*Directions:* Show each line from the listing that includes the word "name".

Data items
---------------

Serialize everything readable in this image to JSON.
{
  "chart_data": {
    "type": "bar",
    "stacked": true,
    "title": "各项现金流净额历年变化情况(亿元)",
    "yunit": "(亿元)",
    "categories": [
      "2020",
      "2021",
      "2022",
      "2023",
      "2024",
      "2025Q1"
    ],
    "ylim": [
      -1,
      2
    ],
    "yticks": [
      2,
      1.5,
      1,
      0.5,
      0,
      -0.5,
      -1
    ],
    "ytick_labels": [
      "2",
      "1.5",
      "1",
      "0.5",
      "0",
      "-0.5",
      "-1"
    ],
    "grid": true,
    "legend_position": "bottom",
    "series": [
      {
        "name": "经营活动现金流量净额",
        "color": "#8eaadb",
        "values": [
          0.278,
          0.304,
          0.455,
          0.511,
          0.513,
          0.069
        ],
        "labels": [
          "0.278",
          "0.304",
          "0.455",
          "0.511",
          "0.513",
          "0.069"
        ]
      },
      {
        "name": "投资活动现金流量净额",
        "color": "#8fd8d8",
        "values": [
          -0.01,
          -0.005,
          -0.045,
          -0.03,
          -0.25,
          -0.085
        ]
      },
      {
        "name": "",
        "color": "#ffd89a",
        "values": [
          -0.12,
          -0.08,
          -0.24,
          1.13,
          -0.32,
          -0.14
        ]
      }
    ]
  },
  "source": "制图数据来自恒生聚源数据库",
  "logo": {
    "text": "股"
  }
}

---------------

*Solution:*
        "name": "经营活动现金流量净额",
        "name": "投资活动现金流量净额",
        "name": "",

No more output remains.